* [JOB 1]
In the listing, rewrite the lines from the line with "shape-tool-icon[interactable]: ▭ xyxy=(3,274,16,285)" to the line with "swap-colors-icon[interactable]: ⇆ xyxy=(3,317,16,328)", replacing "quick-mask-icon" with "mask-mode-icon" and leaving everything else unchanged.

★ ★ ★ ★ ★

The Meaning of Masonic
Past Grand Master, P Gd Secty, Nova Scotia
The obligation is the turning
point of every degree; it makes a man an E.A.; a F.C.; a M.M.
As early as 1738, objection
was taken to an oath of secrecy taken on the Holy Bible and a few years
later in 1757, the Synod of Seceders of Scotland condemned the Masonic Order
on five grounds, namely; that it is on oath of secrecy; secondly that such
an oath is considered by Freemasons as paramount to the laws of the land;
thirdly, that such oaths are administered before the secrets of Freemasonry
are communicated; fourthly that they are accompanied by certain
objectionable ceremonies, and lastly that to each is attached a penalty
which is ridiculous and absurd. Is there anything in these criticisms?
What is an oath or
obligation? The word "obligation" comes from a Latin word obligatio - a
binding to, a tie. The same root lig is to be found in the words, ligament
and religion. An obligation is more than an oath, it is more than a vow, it
combines both. An obligation is a promise made solemnly and under the
penalty or sanction of one's religious belief.
Let us now consider the five
objections made: - First, "Freemasons require oaths of secrecy"
An oath cannot be
objectionable or open to criticism unless immoral; nor simply because it
imposes secrecy, or the performance of a good action, or requires the person
who takes it to refrain from something objectionable, or obliges one to do
something which is not forbidden by Divine or human law. Where the time,
place and circumstances do not involve levity or profanity or crime, an oath
of secrecy; or of obedience, or to be truthful, and calling on God to be a
witness or to punish one for its violation is incapable by any perversion of
Scripture or of reasoning to be regarded as criminal or immoral. Calling on
God to witness is a recognized part of all oaths, and calling down God's
wrath for its violation is implied even if not expressed.

★ ★ ★ ★ ★

* [JOB 2]
Copy the passage of the article on the Masonic obligation from "The Meaning of" to "F.C.; a M.M." word for word.

★ ★ ★ ★ ★

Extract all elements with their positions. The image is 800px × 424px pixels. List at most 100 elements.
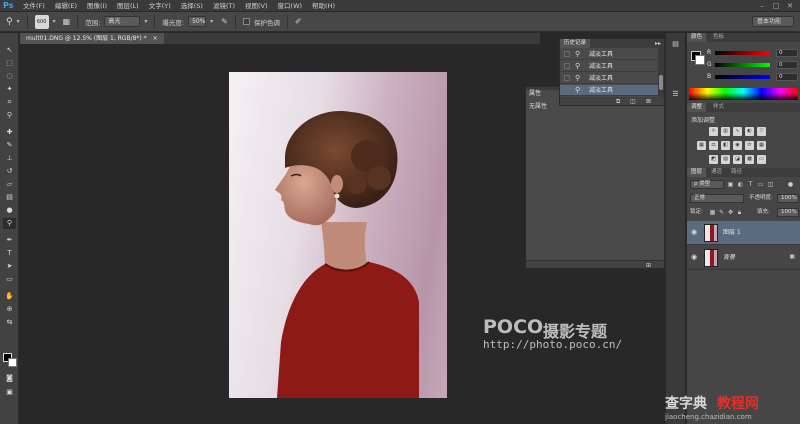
shape-tool-icon[interactable]: ▭ xyxy=(3,274,16,285)
threshold-icon[interactable]: ◪ xyxy=(733,155,742,164)
quick-mask-icon[interactable]: ◙ xyxy=(3,373,16,384)
green-slider[interactable]: G 0 xyxy=(707,60,800,70)
swap-colors-icon[interactable]: ⇆ xyxy=(3,317,16,328)
tab-paths[interactable]: 路径 xyxy=(727,168,746,177)
delete-state-icon[interactable]: ⊠ xyxy=(646,97,651,106)
color-balance-icon[interactable]: ⚖ xyxy=(709,141,718,150)
eye-icon[interactable]: ◉ xyxy=(691,228,697,236)
tab-color[interactable]: 颜色 xyxy=(687,33,707,42)
blue-track[interactable] xyxy=(715,75,770,79)
menu-layer[interactable]: 图层(L) xyxy=(112,0,144,12)
history-scroll-thumb[interactable] xyxy=(659,75,663,90)
brush-chevron-icon[interactable]: ▾ xyxy=(53,18,56,25)
close-tab-icon[interactable]: × xyxy=(153,35,158,42)
tab-channels[interactable]: 通道 xyxy=(707,168,726,177)
menu-help[interactable]: 帮助(H) xyxy=(307,0,340,12)
filter-shape-icon[interactable]: ▭ xyxy=(757,180,764,189)
black-white-icon[interactable]: ◧ xyxy=(721,141,730,150)
history-item[interactable]: ⚲ 减淡工具 xyxy=(560,73,659,84)
filter-pixel-icon[interactable]: ▣ xyxy=(727,180,734,189)
range-select[interactable]: 高光 xyxy=(104,16,141,27)
properties-panel-icon[interactable]: ☰ xyxy=(669,89,682,100)
history-brush-source-checkbox[interactable] xyxy=(564,75,570,81)
portrait-photo[interactable] xyxy=(229,72,447,398)
move-tool-icon[interactable]: ↖ xyxy=(3,45,16,56)
menu-view[interactable]: 视图(V) xyxy=(240,0,273,12)
brush-tool-icon[interactable]: ✎ xyxy=(3,140,16,151)
photo-filter-icon[interactable]: ◉ xyxy=(733,141,742,150)
history-item-selected[interactable]: ⚲ 减淡工具 xyxy=(560,85,659,96)
zoom-tool-icon[interactable]: ⊕ xyxy=(3,304,16,315)
opacity-input[interactable]: 100% xyxy=(777,194,799,203)
green-track[interactable] xyxy=(715,63,770,67)
menu-filter[interactable]: 滤镜(T) xyxy=(208,0,240,12)
lasso-tool-icon[interactable]: ◌ xyxy=(3,71,16,82)
history-brush-tool-icon[interactable]: ↺ xyxy=(3,166,16,177)
channel-mixer-icon[interactable]: ⟳ xyxy=(745,141,754,150)
filter-toggle-icon[interactable]: ● xyxy=(787,180,794,189)
history-panel-icon[interactable]: ▤ xyxy=(669,39,682,50)
history-scrollbar[interactable] xyxy=(658,48,664,98)
vibrance-icon[interactable]: ▽ xyxy=(757,127,766,136)
blue-slider[interactable]: B 0 xyxy=(707,72,800,82)
filter-smart-object-icon[interactable]: ◫ xyxy=(767,180,774,189)
layer-row[interactable]: ◉ 图层 1 xyxy=(687,221,800,245)
red-value[interactable]: 0 xyxy=(776,49,798,57)
dodge-tool-icon[interactable]: ⚲ xyxy=(3,218,16,229)
pressure-icon[interactable]: ✐ xyxy=(295,17,302,26)
layer-name[interactable]: 背景 xyxy=(723,246,735,270)
blur-tool-icon[interactable]: ● xyxy=(3,205,16,216)
layer-row[interactable]: ◉ 背景 ▣ xyxy=(687,246,800,270)
eye-icon[interactable]: ◉ xyxy=(691,253,697,261)
gradient-map-icon[interactable]: ▭ xyxy=(757,155,766,164)
dodge-tool-icon[interactable]: ⚲ xyxy=(6,17,13,27)
protect-tones-checkbox[interactable] xyxy=(242,18,250,25)
history-item[interactable]: ⚲ 减淡工具 xyxy=(560,49,659,60)
tab-adjustments[interactable]: 调整 xyxy=(687,103,707,112)
eyedropper-tool-icon[interactable]: ⚲ xyxy=(3,110,16,121)
tab-swatches[interactable]: 色板 xyxy=(709,33,728,42)
eraser-tool-icon[interactable]: ▱ xyxy=(3,179,16,190)
maximize-button[interactable]: □ xyxy=(770,1,782,11)
curves-icon[interactable]: ∿ xyxy=(733,127,742,136)
color-lookup-icon[interactable]: ▦ xyxy=(757,141,766,150)
lock-transparent-icon[interactable]: ▦ xyxy=(709,208,716,217)
document-tab[interactable]: mult01.DNG @ 12.5% (图层 1, RGB/8*) * × xyxy=(20,33,164,44)
panel-collapse-icon[interactable]: ▸▸ xyxy=(655,39,661,48)
layer-filter-select[interactable]: ρ 类型 xyxy=(690,180,724,189)
range-chevron-icon[interactable]: ▾ xyxy=(144,18,147,25)
menu-edit[interactable]: 编辑(E) xyxy=(50,0,82,12)
screen-mode-icon[interactable]: ▣ xyxy=(3,387,16,398)
filter-type-icon[interactable]: T xyxy=(747,180,754,189)
lock-position-icon[interactable]: ✥ xyxy=(727,208,734,217)
gradient-tool-icon[interactable]: ▤ xyxy=(3,192,16,203)
exposure-input[interactable]: 50% xyxy=(188,16,207,27)
history-brush-source-checkbox[interactable] xyxy=(564,63,570,69)
history-brush-source-checkbox[interactable] xyxy=(564,51,570,57)
brush-panel-icon[interactable]: ▦ xyxy=(63,17,71,26)
history-brush-source-checkbox[interactable] xyxy=(564,87,570,93)
menu-image[interactable]: 图像(I) xyxy=(82,0,112,12)
lock-all-icon[interactable]: 🔒︎ xyxy=(736,208,743,217)
blend-mode-select[interactable]: 正常 xyxy=(690,194,744,203)
healing-brush-tool-icon[interactable]: ✚ xyxy=(3,127,16,138)
airbrush-icon[interactable]: ✎ xyxy=(221,17,228,26)
red-slider[interactable]: R 0 xyxy=(707,48,800,58)
red-track[interactable] xyxy=(715,51,770,55)
selective-color-icon[interactable]: ▩ xyxy=(745,155,754,164)
lock-pixels-icon[interactable]: ✎ xyxy=(718,208,725,217)
blue-value[interactable]: 0 xyxy=(776,73,798,81)
hue-saturation-icon[interactable]: ▦ xyxy=(697,141,706,150)
quick-select-tool-icon[interactable]: ✦ xyxy=(3,84,16,95)
brightness-contrast-icon[interactable]: ☼ xyxy=(709,127,718,136)
pen-tool-icon[interactable]: ✒ xyxy=(3,235,16,246)
crop-tool-icon[interactable]: ⌗ xyxy=(3,97,16,108)
trash-icon[interactable]: ⊞ xyxy=(646,261,651,270)
menu-type[interactable]: 文字(Y) xyxy=(144,0,176,12)
exposure-chevron-icon[interactable]: ▾ xyxy=(210,18,213,25)
properties-panel-title[interactable]: 属性 xyxy=(529,89,541,98)
history-item[interactable]: ⚲ 减淡工具 xyxy=(560,61,659,72)
tab-layers[interactable]: 图层 xyxy=(687,168,707,177)
tab-styles[interactable]: 样式 xyxy=(709,103,728,112)
tab-history[interactable]: 历史记录 xyxy=(560,39,591,48)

★ ★ ★ ★ ★

* [FINISHED ANSWER 1]
shape-tool-icon[interactable]: ▭ xyxy=(3,274,16,285)
threshold-icon[interactable]: ◪ xyxy=(733,155,742,164)
mask-mode-icon[interactable]: ◙ xyxy=(3,373,16,384)
green-slider[interactable]: G 0 xyxy=(707,60,800,70)
swap-colors-icon[interactable]: ⇆ xyxy=(3,317,16,328)

* [FINISHED ANSWER 2]
The Meaning of Masonic
Past Grand Master, P Gd Secty, Nova Scotia
The obligation is the turning
point of every degree; it makes a man an E.A.; a F.C.; a M.M.